Locate and copy each line in the data that contains the word "Output".

• • • •

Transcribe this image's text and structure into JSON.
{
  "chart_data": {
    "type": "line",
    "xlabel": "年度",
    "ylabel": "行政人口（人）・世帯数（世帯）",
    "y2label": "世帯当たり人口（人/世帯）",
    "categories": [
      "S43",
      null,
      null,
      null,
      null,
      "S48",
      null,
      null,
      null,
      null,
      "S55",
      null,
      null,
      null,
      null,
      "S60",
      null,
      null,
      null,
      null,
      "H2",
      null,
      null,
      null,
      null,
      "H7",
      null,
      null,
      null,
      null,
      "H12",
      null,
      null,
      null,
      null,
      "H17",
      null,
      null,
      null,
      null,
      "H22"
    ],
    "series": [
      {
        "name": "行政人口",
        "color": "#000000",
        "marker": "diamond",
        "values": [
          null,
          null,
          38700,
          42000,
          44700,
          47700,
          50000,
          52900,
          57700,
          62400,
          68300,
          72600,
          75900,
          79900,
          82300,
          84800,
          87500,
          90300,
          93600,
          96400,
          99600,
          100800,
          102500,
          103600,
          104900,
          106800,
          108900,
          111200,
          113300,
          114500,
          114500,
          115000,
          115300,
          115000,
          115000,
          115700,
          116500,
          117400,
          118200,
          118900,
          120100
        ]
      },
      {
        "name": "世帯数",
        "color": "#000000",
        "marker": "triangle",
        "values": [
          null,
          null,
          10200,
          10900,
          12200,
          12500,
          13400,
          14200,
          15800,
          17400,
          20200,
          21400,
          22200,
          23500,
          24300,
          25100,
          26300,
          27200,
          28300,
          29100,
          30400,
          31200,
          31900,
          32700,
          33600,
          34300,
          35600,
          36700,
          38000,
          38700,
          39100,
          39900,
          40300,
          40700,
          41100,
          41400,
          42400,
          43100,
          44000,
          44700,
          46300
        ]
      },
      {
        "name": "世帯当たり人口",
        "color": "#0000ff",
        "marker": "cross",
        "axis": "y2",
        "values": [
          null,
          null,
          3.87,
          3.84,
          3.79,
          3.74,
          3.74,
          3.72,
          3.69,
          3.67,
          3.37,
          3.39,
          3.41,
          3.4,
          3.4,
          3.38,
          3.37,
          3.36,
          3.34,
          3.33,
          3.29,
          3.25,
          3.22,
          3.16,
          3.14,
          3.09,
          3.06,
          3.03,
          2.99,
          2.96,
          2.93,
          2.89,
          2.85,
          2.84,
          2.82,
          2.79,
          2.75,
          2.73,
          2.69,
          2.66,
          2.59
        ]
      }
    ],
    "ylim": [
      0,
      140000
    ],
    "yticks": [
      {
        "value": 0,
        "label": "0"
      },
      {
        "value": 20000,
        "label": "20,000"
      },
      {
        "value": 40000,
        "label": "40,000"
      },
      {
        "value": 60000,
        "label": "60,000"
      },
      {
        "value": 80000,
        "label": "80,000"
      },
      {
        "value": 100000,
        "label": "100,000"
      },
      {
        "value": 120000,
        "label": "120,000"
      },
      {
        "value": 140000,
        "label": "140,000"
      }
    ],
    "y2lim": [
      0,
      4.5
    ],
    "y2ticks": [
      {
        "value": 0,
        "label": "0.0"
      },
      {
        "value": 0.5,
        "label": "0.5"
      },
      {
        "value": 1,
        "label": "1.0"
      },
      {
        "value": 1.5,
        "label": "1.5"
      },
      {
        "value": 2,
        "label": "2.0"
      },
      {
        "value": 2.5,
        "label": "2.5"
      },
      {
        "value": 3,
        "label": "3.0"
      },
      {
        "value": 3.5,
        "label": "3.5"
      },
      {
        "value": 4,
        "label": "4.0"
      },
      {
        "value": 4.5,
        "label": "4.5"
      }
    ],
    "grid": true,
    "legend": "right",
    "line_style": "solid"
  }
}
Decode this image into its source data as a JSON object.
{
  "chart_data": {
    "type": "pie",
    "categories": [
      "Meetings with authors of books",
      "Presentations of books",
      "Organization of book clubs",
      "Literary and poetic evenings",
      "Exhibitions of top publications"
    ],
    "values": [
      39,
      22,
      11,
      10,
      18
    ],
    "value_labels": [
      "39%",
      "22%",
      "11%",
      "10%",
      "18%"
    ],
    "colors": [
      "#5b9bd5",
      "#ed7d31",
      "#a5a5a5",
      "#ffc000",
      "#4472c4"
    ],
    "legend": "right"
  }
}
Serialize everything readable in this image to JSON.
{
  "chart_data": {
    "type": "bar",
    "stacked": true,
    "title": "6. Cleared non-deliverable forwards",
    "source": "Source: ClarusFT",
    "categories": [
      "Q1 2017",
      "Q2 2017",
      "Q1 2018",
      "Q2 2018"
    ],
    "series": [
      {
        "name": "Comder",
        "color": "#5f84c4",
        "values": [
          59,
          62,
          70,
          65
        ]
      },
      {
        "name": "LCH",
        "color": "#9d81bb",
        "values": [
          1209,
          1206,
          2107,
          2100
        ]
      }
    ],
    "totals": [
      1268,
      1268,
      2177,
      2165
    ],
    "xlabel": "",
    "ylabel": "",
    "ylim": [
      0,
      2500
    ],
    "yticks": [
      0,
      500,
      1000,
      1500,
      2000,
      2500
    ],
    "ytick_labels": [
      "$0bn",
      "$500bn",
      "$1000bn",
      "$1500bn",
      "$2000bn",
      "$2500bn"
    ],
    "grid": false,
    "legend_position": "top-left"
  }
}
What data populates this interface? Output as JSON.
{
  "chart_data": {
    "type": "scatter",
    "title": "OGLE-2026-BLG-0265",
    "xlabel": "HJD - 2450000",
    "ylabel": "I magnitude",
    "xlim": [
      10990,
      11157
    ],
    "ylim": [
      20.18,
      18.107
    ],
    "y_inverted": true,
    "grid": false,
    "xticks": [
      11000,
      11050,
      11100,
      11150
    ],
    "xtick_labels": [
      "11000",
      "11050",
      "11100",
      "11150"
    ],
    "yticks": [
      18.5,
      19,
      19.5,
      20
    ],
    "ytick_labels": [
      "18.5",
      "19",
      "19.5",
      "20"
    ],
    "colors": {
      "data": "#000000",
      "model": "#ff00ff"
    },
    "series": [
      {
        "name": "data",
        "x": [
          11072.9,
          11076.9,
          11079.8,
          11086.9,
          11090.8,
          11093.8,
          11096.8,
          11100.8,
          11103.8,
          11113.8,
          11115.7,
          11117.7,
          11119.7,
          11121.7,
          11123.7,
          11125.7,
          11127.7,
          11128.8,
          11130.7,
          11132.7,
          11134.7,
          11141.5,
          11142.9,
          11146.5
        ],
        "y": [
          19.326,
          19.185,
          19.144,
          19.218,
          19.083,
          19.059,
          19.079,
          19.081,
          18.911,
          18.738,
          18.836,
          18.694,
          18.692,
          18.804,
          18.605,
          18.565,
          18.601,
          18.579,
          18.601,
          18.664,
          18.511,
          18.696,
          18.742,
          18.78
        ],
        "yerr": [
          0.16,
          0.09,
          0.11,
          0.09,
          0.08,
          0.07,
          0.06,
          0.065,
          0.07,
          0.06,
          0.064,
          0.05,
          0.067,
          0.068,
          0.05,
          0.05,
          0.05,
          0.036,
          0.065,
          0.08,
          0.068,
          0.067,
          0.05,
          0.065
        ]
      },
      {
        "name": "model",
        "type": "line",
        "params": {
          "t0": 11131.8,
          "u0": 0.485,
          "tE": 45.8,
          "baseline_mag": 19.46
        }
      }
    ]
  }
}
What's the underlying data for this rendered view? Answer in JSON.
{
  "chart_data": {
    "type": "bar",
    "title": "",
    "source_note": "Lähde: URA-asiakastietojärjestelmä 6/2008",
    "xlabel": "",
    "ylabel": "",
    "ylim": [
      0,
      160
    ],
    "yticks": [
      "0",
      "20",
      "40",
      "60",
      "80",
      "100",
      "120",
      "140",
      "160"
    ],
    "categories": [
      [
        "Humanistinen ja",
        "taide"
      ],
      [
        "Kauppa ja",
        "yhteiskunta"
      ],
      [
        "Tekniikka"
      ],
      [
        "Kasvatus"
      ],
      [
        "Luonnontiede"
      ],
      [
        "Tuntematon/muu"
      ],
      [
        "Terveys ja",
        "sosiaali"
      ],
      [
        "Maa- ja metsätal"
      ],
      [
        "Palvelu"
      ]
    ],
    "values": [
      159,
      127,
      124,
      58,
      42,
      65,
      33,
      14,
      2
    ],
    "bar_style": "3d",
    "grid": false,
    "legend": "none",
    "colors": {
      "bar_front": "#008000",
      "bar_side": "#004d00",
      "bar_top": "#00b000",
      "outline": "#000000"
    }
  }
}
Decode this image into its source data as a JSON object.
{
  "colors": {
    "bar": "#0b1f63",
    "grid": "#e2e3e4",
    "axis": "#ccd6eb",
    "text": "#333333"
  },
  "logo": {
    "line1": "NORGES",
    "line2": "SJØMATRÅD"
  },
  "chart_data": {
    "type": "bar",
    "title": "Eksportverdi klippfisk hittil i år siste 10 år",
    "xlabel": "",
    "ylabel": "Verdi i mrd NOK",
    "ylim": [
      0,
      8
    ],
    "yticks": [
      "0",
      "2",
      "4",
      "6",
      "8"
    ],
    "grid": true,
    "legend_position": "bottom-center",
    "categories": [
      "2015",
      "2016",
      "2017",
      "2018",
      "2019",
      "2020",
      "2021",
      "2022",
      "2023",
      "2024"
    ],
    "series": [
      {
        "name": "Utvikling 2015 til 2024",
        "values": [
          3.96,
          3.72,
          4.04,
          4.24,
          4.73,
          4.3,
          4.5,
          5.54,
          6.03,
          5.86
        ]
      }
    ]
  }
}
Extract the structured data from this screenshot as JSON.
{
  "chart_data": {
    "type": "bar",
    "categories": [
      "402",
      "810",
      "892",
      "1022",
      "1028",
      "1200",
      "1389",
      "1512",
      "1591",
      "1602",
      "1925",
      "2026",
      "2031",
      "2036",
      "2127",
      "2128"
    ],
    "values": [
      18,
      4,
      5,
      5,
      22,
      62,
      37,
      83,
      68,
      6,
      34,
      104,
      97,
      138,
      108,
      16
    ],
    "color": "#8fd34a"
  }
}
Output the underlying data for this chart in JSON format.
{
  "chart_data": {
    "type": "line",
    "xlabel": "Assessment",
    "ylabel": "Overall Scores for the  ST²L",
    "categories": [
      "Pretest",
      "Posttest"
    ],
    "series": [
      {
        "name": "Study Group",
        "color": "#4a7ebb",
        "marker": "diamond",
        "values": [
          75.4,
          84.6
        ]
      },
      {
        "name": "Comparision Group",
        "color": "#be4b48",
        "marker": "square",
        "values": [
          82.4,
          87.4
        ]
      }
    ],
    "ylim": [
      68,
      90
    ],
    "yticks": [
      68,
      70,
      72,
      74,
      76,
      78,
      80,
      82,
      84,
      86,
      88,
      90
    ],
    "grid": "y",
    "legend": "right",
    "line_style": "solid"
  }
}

• • • •

**RESULT FOR THIS TASK:**
What data populates this interface? Output as JSON.
Output the underlying data for this chart in JSON format.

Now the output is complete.